Go through the data below and copy each line that includes "glucose".

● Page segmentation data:
_ _ _ _

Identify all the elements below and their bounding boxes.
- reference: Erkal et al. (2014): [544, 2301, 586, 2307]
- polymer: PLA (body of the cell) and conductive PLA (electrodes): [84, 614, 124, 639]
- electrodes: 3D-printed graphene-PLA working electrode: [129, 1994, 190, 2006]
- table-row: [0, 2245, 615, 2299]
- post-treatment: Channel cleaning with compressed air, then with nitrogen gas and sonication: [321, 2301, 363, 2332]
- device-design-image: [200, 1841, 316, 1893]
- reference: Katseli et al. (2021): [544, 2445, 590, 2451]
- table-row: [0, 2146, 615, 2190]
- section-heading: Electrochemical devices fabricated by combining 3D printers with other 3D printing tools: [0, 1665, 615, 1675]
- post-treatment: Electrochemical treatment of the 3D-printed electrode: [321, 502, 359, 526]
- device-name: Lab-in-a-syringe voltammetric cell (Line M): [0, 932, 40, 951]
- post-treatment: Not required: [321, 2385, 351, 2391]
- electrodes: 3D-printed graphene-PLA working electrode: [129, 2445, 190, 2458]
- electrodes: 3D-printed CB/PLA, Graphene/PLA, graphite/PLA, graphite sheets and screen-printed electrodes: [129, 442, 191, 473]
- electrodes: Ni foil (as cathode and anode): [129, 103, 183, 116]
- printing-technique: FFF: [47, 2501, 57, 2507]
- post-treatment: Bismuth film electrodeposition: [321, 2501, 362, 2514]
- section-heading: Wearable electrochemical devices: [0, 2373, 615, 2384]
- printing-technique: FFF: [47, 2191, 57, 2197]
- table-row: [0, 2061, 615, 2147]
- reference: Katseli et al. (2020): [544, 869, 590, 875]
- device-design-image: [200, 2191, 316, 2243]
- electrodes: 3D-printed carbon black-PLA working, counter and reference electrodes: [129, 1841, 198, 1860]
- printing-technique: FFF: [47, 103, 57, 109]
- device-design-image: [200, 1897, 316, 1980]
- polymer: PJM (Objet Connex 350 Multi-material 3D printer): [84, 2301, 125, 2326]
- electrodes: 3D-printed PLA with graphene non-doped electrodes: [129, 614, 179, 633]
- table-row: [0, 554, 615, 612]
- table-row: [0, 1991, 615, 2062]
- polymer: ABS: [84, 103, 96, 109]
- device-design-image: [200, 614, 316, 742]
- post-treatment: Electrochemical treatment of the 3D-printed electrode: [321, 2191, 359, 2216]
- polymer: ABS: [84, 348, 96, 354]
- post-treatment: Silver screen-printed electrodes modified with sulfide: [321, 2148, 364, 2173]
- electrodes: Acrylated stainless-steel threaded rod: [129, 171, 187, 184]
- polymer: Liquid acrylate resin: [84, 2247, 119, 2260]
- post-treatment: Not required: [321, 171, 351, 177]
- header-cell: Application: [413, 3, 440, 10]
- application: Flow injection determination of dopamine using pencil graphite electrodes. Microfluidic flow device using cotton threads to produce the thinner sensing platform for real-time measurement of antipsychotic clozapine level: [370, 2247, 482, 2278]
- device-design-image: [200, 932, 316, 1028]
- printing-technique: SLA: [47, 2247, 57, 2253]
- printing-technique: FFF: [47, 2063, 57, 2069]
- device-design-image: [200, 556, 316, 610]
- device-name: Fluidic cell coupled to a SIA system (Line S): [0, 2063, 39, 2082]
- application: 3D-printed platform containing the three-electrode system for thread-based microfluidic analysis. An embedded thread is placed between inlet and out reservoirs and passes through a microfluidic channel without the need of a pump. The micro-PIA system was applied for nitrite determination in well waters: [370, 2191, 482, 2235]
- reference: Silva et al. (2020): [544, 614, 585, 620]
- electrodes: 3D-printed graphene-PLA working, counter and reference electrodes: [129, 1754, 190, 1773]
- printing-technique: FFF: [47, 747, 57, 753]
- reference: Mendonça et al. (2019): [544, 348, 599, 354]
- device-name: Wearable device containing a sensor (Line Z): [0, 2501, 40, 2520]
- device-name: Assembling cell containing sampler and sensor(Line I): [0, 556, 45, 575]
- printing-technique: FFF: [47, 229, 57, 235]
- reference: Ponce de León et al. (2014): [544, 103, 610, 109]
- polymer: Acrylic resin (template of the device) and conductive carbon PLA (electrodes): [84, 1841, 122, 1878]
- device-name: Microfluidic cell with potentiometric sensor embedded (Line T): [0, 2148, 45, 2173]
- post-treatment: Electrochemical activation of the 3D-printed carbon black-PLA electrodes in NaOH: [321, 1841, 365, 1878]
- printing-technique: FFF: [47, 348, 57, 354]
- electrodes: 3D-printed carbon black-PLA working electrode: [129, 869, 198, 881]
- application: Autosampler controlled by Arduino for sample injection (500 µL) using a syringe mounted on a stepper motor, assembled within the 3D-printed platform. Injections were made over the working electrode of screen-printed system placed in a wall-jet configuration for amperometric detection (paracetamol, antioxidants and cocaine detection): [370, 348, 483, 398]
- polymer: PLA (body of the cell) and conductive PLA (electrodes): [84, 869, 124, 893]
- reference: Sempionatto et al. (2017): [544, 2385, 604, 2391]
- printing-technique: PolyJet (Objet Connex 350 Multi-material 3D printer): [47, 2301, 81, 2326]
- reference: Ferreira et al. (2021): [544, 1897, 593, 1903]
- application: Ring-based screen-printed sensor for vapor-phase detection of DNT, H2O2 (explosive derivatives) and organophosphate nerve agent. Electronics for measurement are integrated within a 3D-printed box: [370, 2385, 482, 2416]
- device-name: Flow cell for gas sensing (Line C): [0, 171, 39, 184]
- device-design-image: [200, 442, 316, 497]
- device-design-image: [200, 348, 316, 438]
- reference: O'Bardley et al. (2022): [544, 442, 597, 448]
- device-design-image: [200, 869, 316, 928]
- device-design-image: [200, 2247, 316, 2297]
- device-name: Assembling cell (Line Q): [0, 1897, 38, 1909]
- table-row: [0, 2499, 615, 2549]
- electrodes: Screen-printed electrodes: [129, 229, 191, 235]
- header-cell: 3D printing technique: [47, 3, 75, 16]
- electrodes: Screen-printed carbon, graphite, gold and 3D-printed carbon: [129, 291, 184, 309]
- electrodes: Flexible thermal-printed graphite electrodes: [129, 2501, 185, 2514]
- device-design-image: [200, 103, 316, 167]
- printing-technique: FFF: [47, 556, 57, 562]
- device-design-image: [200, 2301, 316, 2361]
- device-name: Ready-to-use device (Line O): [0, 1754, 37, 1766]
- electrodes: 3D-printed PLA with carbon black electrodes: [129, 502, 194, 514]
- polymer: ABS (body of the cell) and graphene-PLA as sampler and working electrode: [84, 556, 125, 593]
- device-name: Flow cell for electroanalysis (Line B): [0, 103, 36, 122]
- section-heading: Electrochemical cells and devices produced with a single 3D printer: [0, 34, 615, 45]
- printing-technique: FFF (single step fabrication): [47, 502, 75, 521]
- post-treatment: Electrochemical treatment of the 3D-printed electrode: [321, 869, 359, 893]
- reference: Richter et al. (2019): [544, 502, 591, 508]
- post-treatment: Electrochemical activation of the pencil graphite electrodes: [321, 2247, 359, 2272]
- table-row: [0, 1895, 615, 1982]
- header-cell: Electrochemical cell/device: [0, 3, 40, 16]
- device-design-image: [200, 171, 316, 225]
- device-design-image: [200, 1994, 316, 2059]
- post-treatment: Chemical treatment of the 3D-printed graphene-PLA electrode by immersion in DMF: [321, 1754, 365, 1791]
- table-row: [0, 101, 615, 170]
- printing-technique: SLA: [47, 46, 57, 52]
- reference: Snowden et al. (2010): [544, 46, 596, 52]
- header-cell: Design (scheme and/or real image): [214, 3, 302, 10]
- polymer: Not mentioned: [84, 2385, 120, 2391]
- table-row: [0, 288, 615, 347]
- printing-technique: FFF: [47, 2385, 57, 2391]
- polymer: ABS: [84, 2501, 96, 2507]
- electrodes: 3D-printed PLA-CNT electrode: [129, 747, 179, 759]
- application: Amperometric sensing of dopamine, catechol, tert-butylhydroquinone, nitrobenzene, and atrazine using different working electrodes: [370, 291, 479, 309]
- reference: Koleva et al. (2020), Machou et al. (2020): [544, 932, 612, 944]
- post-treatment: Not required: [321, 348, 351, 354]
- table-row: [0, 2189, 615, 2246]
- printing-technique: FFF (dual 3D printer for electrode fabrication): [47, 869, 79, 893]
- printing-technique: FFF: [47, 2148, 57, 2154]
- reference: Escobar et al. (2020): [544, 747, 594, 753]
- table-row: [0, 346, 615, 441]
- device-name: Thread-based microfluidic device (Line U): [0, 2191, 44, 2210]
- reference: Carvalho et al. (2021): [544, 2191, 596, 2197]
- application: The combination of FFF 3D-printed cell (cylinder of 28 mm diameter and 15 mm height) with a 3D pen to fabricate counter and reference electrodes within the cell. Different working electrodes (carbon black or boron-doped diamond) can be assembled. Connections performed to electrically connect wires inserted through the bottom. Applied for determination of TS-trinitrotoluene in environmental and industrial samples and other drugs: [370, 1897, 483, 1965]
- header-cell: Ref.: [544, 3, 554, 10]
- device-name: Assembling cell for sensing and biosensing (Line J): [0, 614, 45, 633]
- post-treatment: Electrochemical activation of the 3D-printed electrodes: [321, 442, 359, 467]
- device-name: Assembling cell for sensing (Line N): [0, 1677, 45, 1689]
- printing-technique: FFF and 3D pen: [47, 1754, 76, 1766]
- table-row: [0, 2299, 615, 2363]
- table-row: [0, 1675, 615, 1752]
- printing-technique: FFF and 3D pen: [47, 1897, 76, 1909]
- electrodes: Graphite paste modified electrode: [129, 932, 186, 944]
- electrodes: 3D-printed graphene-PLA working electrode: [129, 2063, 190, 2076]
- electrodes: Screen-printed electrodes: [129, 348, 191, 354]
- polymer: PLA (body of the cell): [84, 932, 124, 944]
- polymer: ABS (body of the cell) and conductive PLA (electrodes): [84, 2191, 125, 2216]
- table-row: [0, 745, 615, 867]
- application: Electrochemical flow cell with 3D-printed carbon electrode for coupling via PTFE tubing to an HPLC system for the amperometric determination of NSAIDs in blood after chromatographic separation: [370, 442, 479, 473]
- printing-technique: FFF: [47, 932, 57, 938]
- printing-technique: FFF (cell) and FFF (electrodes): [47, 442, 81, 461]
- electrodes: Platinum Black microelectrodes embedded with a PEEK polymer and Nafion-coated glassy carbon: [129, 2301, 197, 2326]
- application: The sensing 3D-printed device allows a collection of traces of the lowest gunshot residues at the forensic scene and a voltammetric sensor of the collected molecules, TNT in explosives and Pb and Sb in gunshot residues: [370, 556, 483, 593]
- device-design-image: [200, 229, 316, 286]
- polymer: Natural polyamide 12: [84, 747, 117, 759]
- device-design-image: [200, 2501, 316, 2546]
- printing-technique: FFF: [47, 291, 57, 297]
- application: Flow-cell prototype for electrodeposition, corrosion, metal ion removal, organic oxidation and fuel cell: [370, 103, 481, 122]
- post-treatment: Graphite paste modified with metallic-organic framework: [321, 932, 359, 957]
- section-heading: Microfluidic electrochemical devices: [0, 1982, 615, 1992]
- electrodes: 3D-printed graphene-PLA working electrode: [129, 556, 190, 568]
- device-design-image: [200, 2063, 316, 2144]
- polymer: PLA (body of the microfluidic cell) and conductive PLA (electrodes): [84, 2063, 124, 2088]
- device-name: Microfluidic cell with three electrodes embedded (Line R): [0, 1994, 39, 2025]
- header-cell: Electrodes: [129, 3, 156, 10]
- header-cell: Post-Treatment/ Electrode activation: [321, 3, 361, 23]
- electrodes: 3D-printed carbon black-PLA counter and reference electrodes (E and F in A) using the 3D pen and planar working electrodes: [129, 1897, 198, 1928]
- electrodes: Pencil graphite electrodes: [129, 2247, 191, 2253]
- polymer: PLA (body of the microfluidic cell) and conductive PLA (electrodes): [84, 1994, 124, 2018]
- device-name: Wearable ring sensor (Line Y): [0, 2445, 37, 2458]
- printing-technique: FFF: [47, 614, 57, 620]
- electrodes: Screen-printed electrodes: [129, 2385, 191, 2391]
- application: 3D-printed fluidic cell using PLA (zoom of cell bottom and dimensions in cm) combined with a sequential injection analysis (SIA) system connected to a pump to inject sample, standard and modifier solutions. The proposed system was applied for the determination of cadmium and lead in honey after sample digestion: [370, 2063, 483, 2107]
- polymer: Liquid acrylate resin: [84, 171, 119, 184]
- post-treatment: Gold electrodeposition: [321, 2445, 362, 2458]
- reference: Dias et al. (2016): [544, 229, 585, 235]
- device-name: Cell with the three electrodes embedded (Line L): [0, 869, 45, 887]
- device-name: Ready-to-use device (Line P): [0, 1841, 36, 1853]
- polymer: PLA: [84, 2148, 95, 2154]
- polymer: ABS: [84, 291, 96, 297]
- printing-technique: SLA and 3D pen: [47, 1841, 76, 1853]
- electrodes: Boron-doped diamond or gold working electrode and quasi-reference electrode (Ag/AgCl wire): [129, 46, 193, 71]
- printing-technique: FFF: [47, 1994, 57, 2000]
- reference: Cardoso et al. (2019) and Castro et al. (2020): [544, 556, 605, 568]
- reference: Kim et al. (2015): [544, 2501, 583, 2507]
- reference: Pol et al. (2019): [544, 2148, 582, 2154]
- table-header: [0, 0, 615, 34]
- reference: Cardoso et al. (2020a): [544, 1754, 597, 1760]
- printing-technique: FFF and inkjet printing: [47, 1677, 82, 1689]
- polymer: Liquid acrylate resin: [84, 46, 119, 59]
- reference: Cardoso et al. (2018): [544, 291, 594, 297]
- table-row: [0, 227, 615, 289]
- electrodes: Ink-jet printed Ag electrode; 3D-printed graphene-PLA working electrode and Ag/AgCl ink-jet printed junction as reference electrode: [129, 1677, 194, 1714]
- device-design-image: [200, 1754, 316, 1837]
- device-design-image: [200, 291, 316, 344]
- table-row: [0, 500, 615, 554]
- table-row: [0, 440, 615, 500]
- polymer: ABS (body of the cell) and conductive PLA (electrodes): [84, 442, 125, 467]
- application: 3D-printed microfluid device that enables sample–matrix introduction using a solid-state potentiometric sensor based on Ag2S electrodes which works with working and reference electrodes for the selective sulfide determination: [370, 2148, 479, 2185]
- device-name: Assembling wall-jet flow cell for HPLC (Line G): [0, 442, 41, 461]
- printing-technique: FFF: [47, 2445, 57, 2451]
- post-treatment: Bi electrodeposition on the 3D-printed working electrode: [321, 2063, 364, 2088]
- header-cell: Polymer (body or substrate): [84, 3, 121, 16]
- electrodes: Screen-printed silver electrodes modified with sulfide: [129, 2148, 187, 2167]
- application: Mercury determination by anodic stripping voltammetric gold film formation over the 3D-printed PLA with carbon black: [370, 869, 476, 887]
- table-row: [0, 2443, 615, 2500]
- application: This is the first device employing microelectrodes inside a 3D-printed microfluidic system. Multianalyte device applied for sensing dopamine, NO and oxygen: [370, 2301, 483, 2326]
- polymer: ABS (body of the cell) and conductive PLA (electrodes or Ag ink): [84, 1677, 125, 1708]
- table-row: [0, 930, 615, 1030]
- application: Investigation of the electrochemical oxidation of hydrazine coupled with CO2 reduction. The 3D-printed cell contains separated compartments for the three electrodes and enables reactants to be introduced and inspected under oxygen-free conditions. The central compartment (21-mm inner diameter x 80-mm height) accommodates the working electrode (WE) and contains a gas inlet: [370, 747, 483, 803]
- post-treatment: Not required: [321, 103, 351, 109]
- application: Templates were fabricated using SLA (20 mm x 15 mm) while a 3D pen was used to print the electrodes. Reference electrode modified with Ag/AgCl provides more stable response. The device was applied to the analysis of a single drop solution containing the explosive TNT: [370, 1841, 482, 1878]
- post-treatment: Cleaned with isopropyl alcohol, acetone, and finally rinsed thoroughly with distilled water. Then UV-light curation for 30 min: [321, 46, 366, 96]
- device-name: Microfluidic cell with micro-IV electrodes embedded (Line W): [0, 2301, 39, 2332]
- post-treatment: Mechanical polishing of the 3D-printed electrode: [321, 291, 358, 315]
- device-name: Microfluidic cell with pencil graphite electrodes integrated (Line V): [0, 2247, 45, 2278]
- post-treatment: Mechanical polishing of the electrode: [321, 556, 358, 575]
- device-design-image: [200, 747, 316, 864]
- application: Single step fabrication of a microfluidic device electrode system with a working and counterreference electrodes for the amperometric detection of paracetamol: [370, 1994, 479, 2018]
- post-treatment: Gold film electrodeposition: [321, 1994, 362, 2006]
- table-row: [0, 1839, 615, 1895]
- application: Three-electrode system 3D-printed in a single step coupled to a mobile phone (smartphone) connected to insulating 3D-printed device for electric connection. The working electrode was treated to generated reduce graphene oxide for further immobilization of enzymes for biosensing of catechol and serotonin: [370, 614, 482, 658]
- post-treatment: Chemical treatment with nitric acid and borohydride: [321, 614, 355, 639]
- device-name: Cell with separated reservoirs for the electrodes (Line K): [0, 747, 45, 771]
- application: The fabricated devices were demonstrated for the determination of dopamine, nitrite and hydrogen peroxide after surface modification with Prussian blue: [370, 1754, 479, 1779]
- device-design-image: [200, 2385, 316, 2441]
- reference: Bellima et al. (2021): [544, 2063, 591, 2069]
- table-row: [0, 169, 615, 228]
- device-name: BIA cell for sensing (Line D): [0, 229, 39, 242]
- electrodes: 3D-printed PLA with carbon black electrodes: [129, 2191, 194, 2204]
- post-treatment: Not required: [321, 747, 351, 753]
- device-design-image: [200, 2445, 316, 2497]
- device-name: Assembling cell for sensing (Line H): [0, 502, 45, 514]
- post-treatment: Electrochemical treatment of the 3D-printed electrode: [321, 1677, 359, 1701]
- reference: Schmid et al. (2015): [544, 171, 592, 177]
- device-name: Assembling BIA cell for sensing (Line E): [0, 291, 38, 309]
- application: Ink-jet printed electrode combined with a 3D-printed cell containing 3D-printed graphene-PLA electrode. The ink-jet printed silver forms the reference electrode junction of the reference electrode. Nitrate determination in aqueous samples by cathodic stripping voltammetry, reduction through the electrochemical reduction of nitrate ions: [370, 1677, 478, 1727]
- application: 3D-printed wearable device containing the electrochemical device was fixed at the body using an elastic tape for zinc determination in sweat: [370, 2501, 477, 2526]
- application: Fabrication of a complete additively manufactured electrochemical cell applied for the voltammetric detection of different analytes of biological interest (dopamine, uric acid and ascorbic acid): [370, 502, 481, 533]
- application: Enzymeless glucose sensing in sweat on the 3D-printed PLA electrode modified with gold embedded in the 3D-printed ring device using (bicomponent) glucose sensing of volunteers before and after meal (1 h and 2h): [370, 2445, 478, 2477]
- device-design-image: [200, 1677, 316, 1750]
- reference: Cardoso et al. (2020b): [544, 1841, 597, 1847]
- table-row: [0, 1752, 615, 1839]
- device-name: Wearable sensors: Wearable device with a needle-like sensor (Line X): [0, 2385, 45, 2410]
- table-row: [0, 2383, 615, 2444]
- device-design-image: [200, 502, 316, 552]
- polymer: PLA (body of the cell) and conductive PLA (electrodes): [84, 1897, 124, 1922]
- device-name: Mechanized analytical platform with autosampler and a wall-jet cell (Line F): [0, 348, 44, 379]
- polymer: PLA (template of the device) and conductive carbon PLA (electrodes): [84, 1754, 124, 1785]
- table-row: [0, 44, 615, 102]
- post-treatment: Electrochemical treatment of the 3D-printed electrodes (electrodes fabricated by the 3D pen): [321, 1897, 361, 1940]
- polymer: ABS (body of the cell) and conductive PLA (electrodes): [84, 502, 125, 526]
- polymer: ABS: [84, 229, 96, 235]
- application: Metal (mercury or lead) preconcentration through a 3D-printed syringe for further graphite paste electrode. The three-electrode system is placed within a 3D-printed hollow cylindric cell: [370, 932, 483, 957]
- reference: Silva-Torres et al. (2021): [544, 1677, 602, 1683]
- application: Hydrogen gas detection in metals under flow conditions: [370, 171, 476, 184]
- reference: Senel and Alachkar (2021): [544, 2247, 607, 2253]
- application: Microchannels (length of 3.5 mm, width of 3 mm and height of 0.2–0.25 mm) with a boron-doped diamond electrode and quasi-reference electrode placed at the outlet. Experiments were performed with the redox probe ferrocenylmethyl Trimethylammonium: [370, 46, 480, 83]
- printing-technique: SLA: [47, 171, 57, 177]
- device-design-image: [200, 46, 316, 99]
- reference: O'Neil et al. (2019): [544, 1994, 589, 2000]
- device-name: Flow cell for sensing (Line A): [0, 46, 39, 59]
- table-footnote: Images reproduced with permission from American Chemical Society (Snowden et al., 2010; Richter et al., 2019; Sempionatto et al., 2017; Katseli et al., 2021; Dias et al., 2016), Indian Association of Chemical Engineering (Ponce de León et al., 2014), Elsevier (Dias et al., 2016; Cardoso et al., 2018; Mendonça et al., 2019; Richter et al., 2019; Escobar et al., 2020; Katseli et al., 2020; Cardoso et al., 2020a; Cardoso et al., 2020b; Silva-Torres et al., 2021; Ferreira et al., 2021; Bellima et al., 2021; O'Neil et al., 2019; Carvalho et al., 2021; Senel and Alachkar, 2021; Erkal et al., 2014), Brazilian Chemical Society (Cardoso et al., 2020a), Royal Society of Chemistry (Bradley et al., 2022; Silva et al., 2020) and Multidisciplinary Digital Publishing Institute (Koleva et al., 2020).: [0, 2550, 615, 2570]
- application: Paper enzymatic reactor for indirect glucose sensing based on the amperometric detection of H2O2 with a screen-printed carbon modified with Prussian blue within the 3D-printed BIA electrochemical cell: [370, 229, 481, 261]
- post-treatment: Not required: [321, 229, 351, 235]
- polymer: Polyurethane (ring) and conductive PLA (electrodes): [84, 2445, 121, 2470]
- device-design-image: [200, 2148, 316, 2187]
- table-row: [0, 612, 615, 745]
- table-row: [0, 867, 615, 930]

_ _ _ _

● ANSWER BELOW:
- application: Enzymeless glucose sensing in sweat on the 3D-printed PLA electrode modified with gold embedded in the 3D-printed ring device using (bicomponent) glucose sensing of volunteers before and after meal (1 h and 2h): [370, 2445, 478, 2477]
- application: Paper enzymatic reactor for indirect glucose sensing based on the amperometric detection of H2O2 with a screen-printed carbon modified with Prussian blue within the 3D-printed BIA electrochemical cell: [370, 229, 481, 261]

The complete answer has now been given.